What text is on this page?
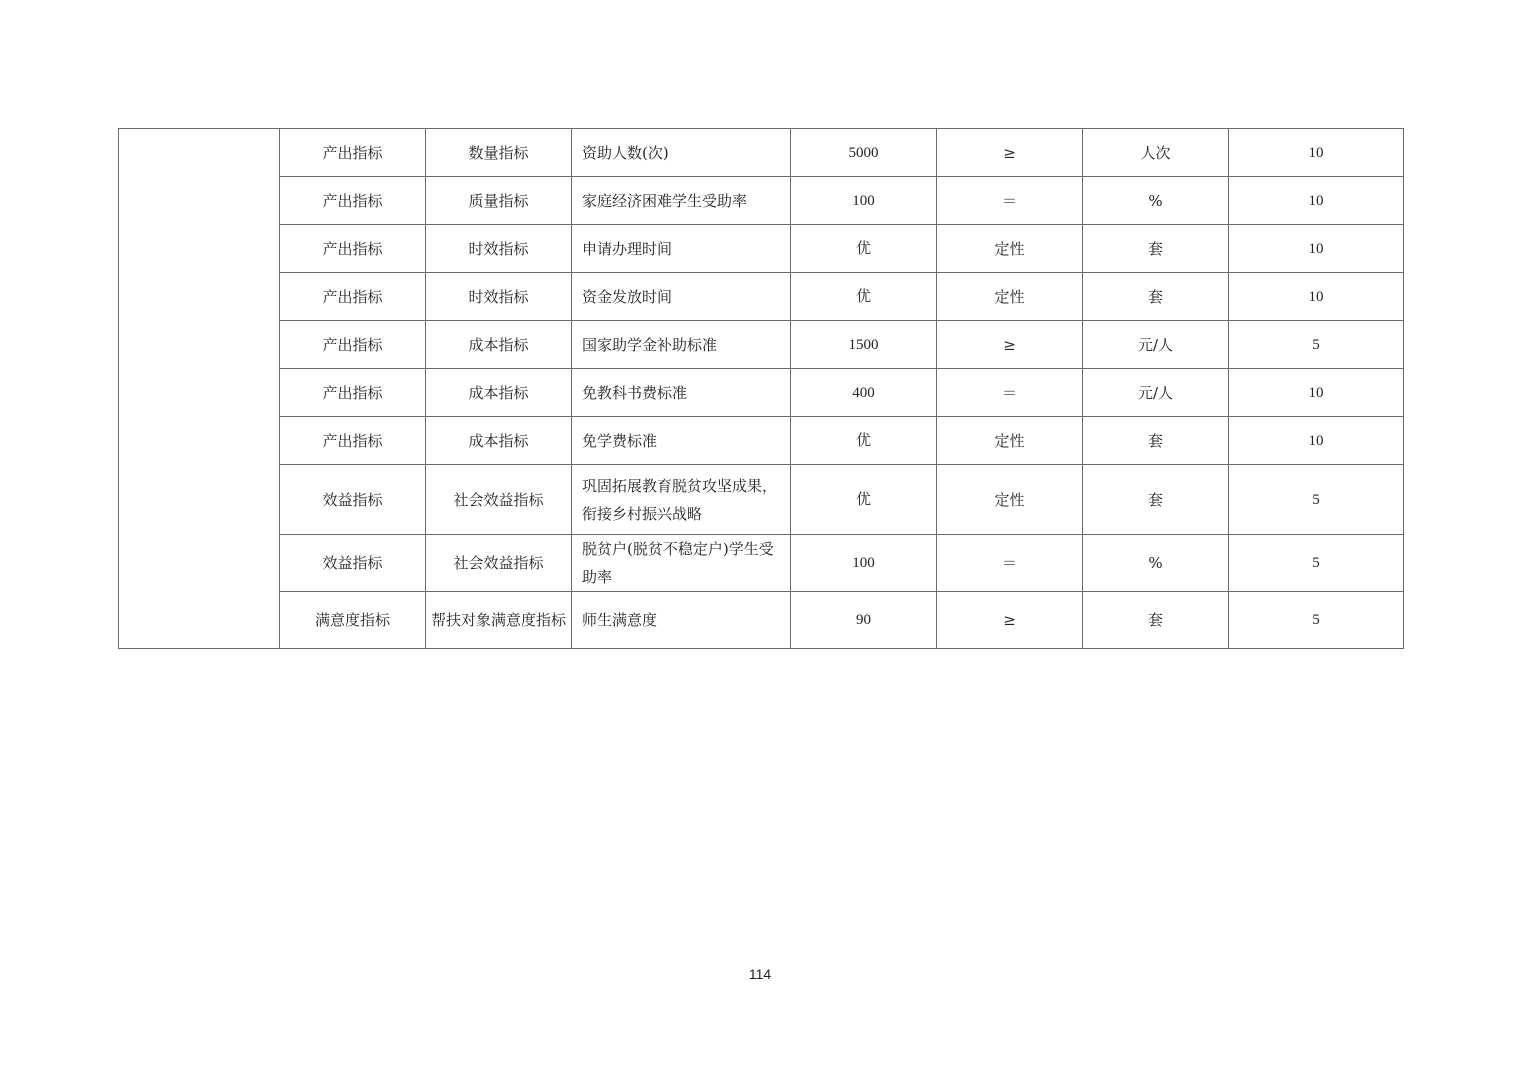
	产出指标	数量指标	资助人数(次)	5000	≥	人次	10
	产出指标	质量指标	家庭经济困难学生受助率	100	＝	%	10
	产出指标	时效指标	申请办理时间	优	定性	套	10
	产出指标	时效指标	资金发放时间	优	定性	套	10
	产出指标	成本指标	国家助学金补助标准	1500	≥	元/人	5
	产出指标	成本指标	免教科书费标准	400	＝	元/人	10
	产出指标	成本指标	免学费标准	优	定性	套	10
	效益指标	社会效益指标	巩固拓展教育脱贫攻坚成果，衔接乡村振兴战略	优	定性	套	5
	效益指标	社会效益指标	脱贫户(脱贫不稳定户)学生受助率	100	＝	%	5
	满意度指标	帮扶对象满意度指标	师生满意度	90	≥	套	5
114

**********

**Task prompt:**
Reproduce every entry word for word, but omit the pictures.

**Response below:**
What text is on this page?
	产出指标	数量指标	资助人数(次)	5000	≥	人次	10
	产出指标	质量指标	家庭经济困难学生受助率	100	＝	%	10
	产出指标	时效指标	申请办理时间	优	定性	套	10
	产出指标	时效指标	资金发放时间	优	定性	套	10
	产出指标	成本指标	国家助学金补助标准	1500	≥	元/人	5
	产出指标	成本指标	免教科书费标准	400	＝	元/人	10
	产出指标	成本指标	免学费标准	优	定性	套	10
	效益指标	社会效益指标	巩固拓展教育脱贫攻坚成果，衔接乡村振兴战略	优	定性	套	5
	效益指标	社会效益指标	脱贫户(脱贫不稳定户)学生受助率	100	＝	%	5
	满意度指标	帮扶对象满意度指标	师生满意度	90	≥	套	5
114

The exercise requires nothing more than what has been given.